= Problem to work on =
Make an exact copy of each entry, leaving out every picture.

---------- Dataset excerpts ----------

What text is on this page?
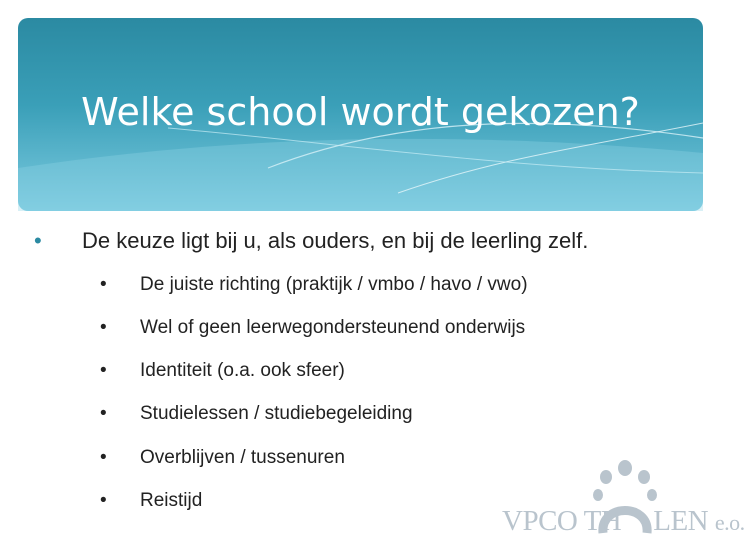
Welke school wordt gekozen?
• De keuze ligt bij u, als ouders, en bij de leerling zelf.
• De juiste richting (praktijk / vmbo / havo / vwo)
• Wel of geen leerwegondersteunend onderwijs
• Identiteit (o.a. ook sfeer)
• Studielessen / studiebegeleiding
• Overblijven / tussenuren
• Reistijd
VPCO TH LEN e.o.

----------

= Exercise result =
What text is on this page?
Welke school wordt gekozen?
• De keuze ligt bij u, als ouders, en bij de leerling zelf.
• De juiste richting (praktijk / vmbo / havo / vwo)
• Wel of geen leerwegondersteunend onderwijs
• Identiteit (o.a. ook sfeer)
• Studielessen / studiebegeleiding
• Overblijven / tussenuren
• Reistijd
VPCO TH LEN e.o.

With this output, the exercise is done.